===== Material to process =====

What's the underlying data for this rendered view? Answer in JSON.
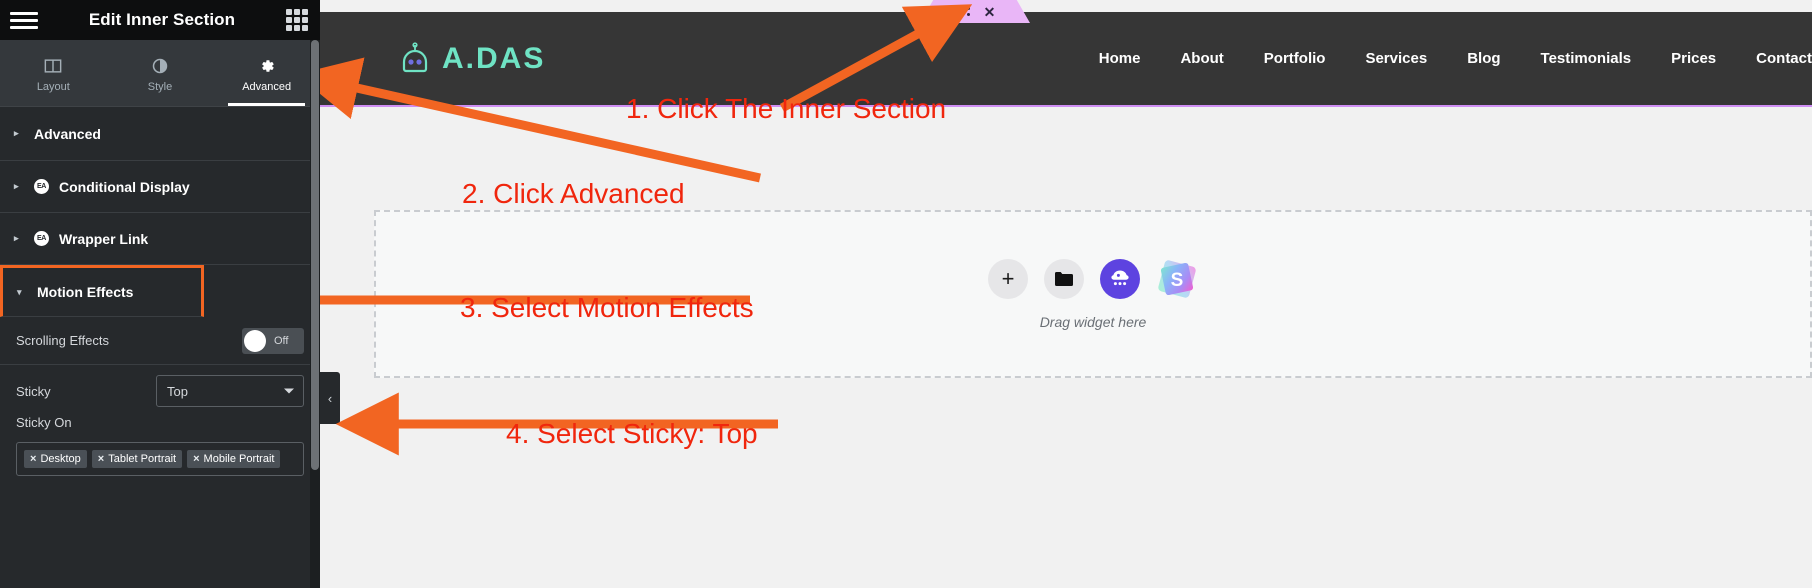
{
  "panel": {
    "title": "Edit Inner Section",
    "menu_icon": "hamburger-icon",
    "apps_icon": "apps-grid-icon",
    "tabs": [
      {
        "label": "Layout",
        "icon": "layout-columns-icon",
        "active": false
      },
      {
        "label": "Style",
        "icon": "contrast-circle-icon",
        "active": false
      },
      {
        "label": "Advanced",
        "icon": "gear-icon",
        "active": true
      }
    ],
    "sections": [
      {
        "label": "Advanced",
        "badge": null,
        "expanded": false,
        "highlighted": false
      },
      {
        "label": "Conditional Display",
        "badge": "EA",
        "expanded": false,
        "highlighted": false
      },
      {
        "label": "Wrapper Link",
        "badge": "EA",
        "expanded": false,
        "highlighted": false
      },
      {
        "label": "Motion Effects",
        "badge": null,
        "expanded": true,
        "highlighted": true
      }
    ],
    "controls": {
      "scrolling_effects_label": "Scrolling Effects",
      "scrolling_effects_value": "Off",
      "sticky_label": "Sticky",
      "sticky_value": "Top",
      "sticky_on_label": "Sticky On",
      "sticky_on_tags": [
        "Desktop",
        "Tablet Portrait",
        "Mobile Portrait"
      ],
      "tag_remove_glyph": "×"
    }
  },
  "canvas": {
    "section_handle": {
      "drag_icon": "six-dots-drag-icon",
      "close_icon": "close-x-icon"
    },
    "site": {
      "logo_text": "A.DAS",
      "logo_icon": "robot-head-icon",
      "nav_items": [
        "Home",
        "About",
        "Portfolio",
        "Services",
        "Blog",
        "Testimonials",
        "Prices",
        "Contact"
      ]
    },
    "drop_zone": {
      "hint": "Drag widget here",
      "buttons": [
        {
          "name": "add-widget-button",
          "icon": "plus-icon"
        },
        {
          "name": "open-folder-button",
          "icon": "folder-icon"
        },
        {
          "name": "ai-widget-button",
          "icon": "ai-robot-icon"
        },
        {
          "name": "s-template-button",
          "icon": "s-logo-icon"
        }
      ]
    },
    "collapse_tab_glyph": "‹"
  },
  "annotations": {
    "accent_color": "#f26522",
    "text_color": "#f0260d",
    "steps": [
      {
        "text": "1. Click The Inner Section"
      },
      {
        "text": "2. Click Advanced"
      },
      {
        "text": "3. Select Motion Effects"
      },
      {
        "text": "4. Select Sticky: Top"
      }
    ]
  },
  "theme": {
    "panel_bg": "#26292c",
    "panel_header_bg": "#0d0e0f",
    "tabs_bg": "#34383c",
    "site_header_bg": "#363636",
    "logo_green": "#6fe3c4",
    "handle_pink": "#e9b6f7",
    "ai_purple": "#5d43e0"
  }
}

=====

▸ **Task brief**
Print all the records again exactly; do not include any picture.

▸ **Exercise response**
What's the underlying data for this rendered view? Answer in JSON.
{
  "panel": {
    "title": "Edit Inner Section",
    "menu_icon": "hamburger-icon",
    "apps_icon": "apps-grid-icon",
    "tabs": [
      {
        "label": "Layout",
        "icon": "layout-columns-icon",
        "active": false
      },
      {
        "label": "Style",
        "icon": "contrast-circle-icon",
        "active": false
      },
      {
        "label": "Advanced",
        "icon": "gear-icon",
        "active": true
      }
    ],
    "sections": [
      {
        "label": "Advanced",
        "badge": null,
        "expanded": false,
        "highlighted": false
      },
      {
        "label": "Conditional Display",
        "badge": "EA",
        "expanded": false,
        "highlighted": false
      },
      {
        "label": "Wrapper Link",
        "badge": "EA",
        "expanded": false,
        "highlighted": false
      },
      {
        "label": "Motion Effects",
        "badge": null,
        "expanded": true,
        "highlighted": true
      }
    ],
    "controls": {
      "scrolling_effects_label": "Scrolling Effects",
      "scrolling_effects_value": "Off",
      "sticky_label": "Sticky",
      "sticky_value": "Top",
      "sticky_on_label": "Sticky On",
      "sticky_on_tags": [
        "Desktop",
        "Tablet Portrait",
        "Mobile Portrait"
      ],
      "tag_remove_glyph": "×"
    }
  },
  "canvas": {
    "section_handle": {
      "drag_icon": "six-dots-drag-icon",
      "close_icon": "close-x-icon"
    },
    "site": {
      "logo_text": "A.DAS",
      "logo_icon": "robot-head-icon",
      "nav_items": [
        "Home",
        "About",
        "Portfolio",
        "Services",
        "Blog",
        "Testimonials",
        "Prices",
        "Contact"
      ]
    },
    "drop_zone": {
      "hint": "Drag widget here",
      "buttons": [
        {
          "name": "add-widget-button",
          "icon": "plus-icon"
        },
        {
          "name": "open-folder-button",
          "icon": "folder-icon"
        },
        {
          "name": "ai-widget-button",
          "icon": "ai-robot-icon"
        },
        {
          "name": "s-template-button",
          "icon": "s-logo-icon"
        }
      ]
    },
    "collapse_tab_glyph": "‹"
  },
  "annotations": {
    "accent_color": "#f26522",
    "text_color": "#f0260d",
    "steps": [
      {
        "text": "1. Click The Inner Section"
      },
      {
        "text": "2. Click Advanced"
      },
      {
        "text": "3. Select Motion Effects"
      },
      {
        "text": "4. Select Sticky: Top"
      }
    ]
  },
  "theme": {
    "panel_bg": "#26292c",
    "panel_header_bg": "#0d0e0f",
    "tabs_bg": "#34383c",
    "site_header_bg": "#363636",
    "logo_green": "#6fe3c4",
    "handle_pink": "#e9b6f7",
    "ai_purple": "#5d43e0"
  }
}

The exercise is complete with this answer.